STATED TASK: Print out the entries below with no edits.

SUPPLIED ENTRIES:
==*==

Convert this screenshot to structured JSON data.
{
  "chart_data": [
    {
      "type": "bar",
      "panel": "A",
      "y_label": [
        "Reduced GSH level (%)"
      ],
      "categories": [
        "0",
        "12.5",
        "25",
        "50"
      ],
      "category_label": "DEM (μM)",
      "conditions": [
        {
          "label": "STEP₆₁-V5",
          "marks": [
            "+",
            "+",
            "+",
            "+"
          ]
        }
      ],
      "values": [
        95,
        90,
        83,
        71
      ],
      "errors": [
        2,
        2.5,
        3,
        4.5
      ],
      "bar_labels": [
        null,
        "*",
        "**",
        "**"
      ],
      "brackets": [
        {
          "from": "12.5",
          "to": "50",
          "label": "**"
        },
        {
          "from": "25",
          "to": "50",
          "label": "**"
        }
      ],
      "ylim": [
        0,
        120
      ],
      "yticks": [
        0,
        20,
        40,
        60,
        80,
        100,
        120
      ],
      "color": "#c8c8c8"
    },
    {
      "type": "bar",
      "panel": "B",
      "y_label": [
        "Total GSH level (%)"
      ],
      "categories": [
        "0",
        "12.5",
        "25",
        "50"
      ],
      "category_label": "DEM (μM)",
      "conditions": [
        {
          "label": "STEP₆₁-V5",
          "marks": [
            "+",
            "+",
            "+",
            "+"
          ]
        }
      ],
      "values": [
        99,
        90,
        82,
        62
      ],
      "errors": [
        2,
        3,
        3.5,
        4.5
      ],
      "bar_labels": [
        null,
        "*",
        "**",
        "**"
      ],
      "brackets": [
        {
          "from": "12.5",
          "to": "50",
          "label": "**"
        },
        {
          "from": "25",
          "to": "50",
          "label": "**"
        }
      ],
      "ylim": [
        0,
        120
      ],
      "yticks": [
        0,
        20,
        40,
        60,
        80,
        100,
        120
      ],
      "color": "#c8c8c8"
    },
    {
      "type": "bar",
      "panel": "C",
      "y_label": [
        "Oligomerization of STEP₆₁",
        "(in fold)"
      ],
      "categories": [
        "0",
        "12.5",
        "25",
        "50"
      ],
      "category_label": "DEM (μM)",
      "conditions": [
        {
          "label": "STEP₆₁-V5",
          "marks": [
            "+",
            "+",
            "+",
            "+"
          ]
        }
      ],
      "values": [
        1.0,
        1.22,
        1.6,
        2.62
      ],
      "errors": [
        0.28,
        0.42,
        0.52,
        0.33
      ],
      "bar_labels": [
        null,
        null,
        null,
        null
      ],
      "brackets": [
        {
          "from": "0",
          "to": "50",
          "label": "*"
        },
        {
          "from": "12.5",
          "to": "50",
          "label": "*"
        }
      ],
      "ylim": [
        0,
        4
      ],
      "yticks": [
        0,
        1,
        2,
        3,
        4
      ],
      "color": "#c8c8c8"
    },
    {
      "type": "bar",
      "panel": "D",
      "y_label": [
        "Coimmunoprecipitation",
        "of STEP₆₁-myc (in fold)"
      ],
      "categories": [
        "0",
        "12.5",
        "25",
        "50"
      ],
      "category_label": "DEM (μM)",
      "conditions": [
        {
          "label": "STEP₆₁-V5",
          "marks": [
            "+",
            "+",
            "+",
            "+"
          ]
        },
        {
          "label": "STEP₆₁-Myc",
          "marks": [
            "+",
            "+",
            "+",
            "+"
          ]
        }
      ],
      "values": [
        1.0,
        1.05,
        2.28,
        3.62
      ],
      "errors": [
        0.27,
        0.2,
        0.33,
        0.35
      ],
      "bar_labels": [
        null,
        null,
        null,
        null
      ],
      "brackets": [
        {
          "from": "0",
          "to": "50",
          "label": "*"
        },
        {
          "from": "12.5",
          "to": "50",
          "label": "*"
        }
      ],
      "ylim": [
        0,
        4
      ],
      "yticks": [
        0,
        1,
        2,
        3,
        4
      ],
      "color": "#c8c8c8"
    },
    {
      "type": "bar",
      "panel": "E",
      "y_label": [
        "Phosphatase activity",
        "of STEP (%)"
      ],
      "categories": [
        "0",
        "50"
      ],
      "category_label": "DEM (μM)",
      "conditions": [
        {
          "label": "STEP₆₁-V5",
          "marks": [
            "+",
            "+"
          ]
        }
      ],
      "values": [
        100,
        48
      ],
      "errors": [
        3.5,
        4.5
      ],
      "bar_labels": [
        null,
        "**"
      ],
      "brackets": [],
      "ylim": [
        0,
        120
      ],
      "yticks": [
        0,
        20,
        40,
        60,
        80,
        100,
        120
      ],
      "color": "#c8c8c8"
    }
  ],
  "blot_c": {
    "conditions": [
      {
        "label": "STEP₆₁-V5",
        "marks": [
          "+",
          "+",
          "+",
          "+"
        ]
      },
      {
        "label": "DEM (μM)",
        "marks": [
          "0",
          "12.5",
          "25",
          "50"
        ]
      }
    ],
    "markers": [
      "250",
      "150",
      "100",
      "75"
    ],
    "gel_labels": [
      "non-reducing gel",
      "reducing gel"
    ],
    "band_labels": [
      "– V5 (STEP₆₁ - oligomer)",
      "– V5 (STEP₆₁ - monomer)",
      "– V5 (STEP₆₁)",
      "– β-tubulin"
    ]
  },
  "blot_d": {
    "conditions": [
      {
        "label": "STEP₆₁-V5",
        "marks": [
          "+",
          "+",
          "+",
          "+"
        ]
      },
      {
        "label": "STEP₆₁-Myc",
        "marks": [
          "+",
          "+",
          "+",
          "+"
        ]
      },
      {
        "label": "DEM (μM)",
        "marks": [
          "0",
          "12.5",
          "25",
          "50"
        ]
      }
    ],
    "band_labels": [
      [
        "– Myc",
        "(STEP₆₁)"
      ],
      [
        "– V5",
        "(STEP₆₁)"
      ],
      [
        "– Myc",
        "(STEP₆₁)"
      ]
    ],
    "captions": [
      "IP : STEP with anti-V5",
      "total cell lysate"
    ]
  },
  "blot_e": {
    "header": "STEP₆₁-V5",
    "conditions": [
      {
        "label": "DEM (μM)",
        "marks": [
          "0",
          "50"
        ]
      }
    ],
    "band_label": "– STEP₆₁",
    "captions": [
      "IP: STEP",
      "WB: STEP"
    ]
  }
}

==*==

COMPLETE OUTPUT:
Convert this screenshot to structured JSON data.
{
  "chart_data": [
    {
      "type": "bar",
      "panel": "A",
      "y_label": [
        "Reduced GSH level (%)"
      ],
      "categories": [
        "0",
        "12.5",
        "25",
        "50"
      ],
      "category_label": "DEM (μM)",
      "conditions": [
        {
          "label": "STEP₆₁-V5",
          "marks": [
            "+",
            "+",
            "+",
            "+"
          ]
        }
      ],
      "values": [
        95,
        90,
        83,
        71
      ],
      "errors": [
        2,
        2.5,
        3,
        4.5
      ],
      "bar_labels": [
        null,
        "*",
        "**",
        "**"
      ],
      "brackets": [
        {
          "from": "12.5",
          "to": "50",
          "label": "**"
        },
        {
          "from": "25",
          "to": "50",
          "label": "**"
        }
      ],
      "ylim": [
        0,
        120
      ],
      "yticks": [
        0,
        20,
        40,
        60,
        80,
        100,
        120
      ],
      "color": "#c8c8c8"
    },
    {
      "type": "bar",
      "panel": "B",
      "y_label": [
        "Total GSH level (%)"
      ],
      "categories": [
        "0",
        "12.5",
        "25",
        "50"
      ],
      "category_label": "DEM (μM)",
      "conditions": [
        {
          "label": "STEP₆₁-V5",
          "marks": [
            "+",
            "+",
            "+",
            "+"
          ]
        }
      ],
      "values": [
        99,
        90,
        82,
        62
      ],
      "errors": [
        2,
        3,
        3.5,
        4.5
      ],
      "bar_labels": [
        null,
        "*",
        "**",
        "**"
      ],
      "brackets": [
        {
          "from": "12.5",
          "to": "50",
          "label": "**"
        },
        {
          "from": "25",
          "to": "50",
          "label": "**"
        }
      ],
      "ylim": [
        0,
        120
      ],
      "yticks": [
        0,
        20,
        40,
        60,
        80,
        100,
        120
      ],
      "color": "#c8c8c8"
    },
    {
      "type": "bar",
      "panel": "C",
      "y_label": [
        "Oligomerization of STEP₆₁",
        "(in fold)"
      ],
      "categories": [
        "0",
        "12.5",
        "25",
        "50"
      ],
      "category_label": "DEM (μM)",
      "conditions": [
        {
          "label": "STEP₆₁-V5",
          "marks": [
            "+",
            "+",
            "+",
            "+"
          ]
        }
      ],
      "values": [
        1.0,
        1.22,
        1.6,
        2.62
      ],
      "errors": [
        0.28,
        0.42,
        0.52,
        0.33
      ],
      "bar_labels": [
        null,
        null,
        null,
        null
      ],
      "brackets": [
        {
          "from": "0",
          "to": "50",
          "label": "*"
        },
        {
          "from": "12.5",
          "to": "50",
          "label": "*"
        }
      ],
      "ylim": [
        0,
        4
      ],
      "yticks": [
        0,
        1,
        2,
        3,
        4
      ],
      "color": "#c8c8c8"
    },
    {
      "type": "bar",
      "panel": "D",
      "y_label": [
        "Coimmunoprecipitation",
        "of STEP₆₁-myc (in fold)"
      ],
      "categories": [
        "0",
        "12.5",
        "25",
        "50"
      ],
      "category_label": "DEM (μM)",
      "conditions": [
        {
          "label": "STEP₆₁-V5",
          "marks": [
            "+",
            "+",
            "+",
            "+"
          ]
        },
        {
          "label": "STEP₆₁-Myc",
          "marks": [
            "+",
            "+",
            "+",
            "+"
          ]
        }
      ],
      "values": [
        1.0,
        1.05,
        2.28,
        3.62
      ],
      "errors": [
        0.27,
        0.2,
        0.33,
        0.35
      ],
      "bar_labels": [
        null,
        null,
        null,
        null
      ],
      "brackets": [
        {
          "from": "0",
          "to": "50",
          "label": "*"
        },
        {
          "from": "12.5",
          "to": "50",
          "label": "*"
        }
      ],
      "ylim": [
        0,
        4
      ],
      "yticks": [
        0,
        1,
        2,
        3,
        4
      ],
      "color": "#c8c8c8"
    },
    {
      "type": "bar",
      "panel": "E",
      "y_label": [
        "Phosphatase activity",
        "of STEP (%)"
      ],
      "categories": [
        "0",
        "50"
      ],
      "category_label": "DEM (μM)",
      "conditions": [
        {
          "label": "STEP₆₁-V5",
          "marks": [
            "+",
            "+"
          ]
        }
      ],
      "values": [
        100,
        48
      ],
      "errors": [
        3.5,
        4.5
      ],
      "bar_labels": [
        null,
        "**"
      ],
      "brackets": [],
      "ylim": [
        0,
        120
      ],
      "yticks": [
        0,
        20,
        40,
        60,
        80,
        100,
        120
      ],
      "color": "#c8c8c8"
    }
  ],
  "blot_c": {
    "conditions": [
      {
        "label": "STEP₆₁-V5",
        "marks": [
          "+",
          "+",
          "+",
          "+"
        ]
      },
      {
        "label": "DEM (μM)",
        "marks": [
          "0",
          "12.5",
          "25",
          "50"
        ]
      }
    ],
    "markers": [
      "250",
      "150",
      "100",
      "75"
    ],
    "gel_labels": [
      "non-reducing gel",
      "reducing gel"
    ],
    "band_labels": [
      "– V5 (STEP₆₁ - oligomer)",
      "– V5 (STEP₆₁ - monomer)",
      "– V5 (STEP₆₁)",
      "– β-tubulin"
    ]
  },
  "blot_d": {
    "conditions": [
      {
        "label": "STEP₆₁-V5",
        "marks": [
          "+",
          "+",
          "+",
          "+"
        ]
      },
      {
        "label": "STEP₆₁-Myc",
        "marks": [
          "+",
          "+",
          "+",
          "+"
        ]
      },
      {
        "label": "DEM (μM)",
        "marks": [
          "0",
          "12.5",
          "25",
          "50"
        ]
      }
    ],
    "band_labels": [
      [
        "– Myc",
        "(STEP₆₁)"
      ],
      [
        "– V5",
        "(STEP₆₁)"
      ],
      [
        "– Myc",
        "(STEP₆₁)"
      ]
    ],
    "captions": [
      "IP : STEP with anti-V5",
      "total cell lysate"
    ]
  },
  "blot_e": {
    "header": "STEP₆₁-V5",
    "conditions": [
      {
        "label": "DEM (μM)",
        "marks": [
          "0",
          "50"
        ]
      }
    ],
    "band_label": "– STEP₆₁",
    "captions": [
      "IP: STEP",
      "WB: STEP"
    ]
  }
}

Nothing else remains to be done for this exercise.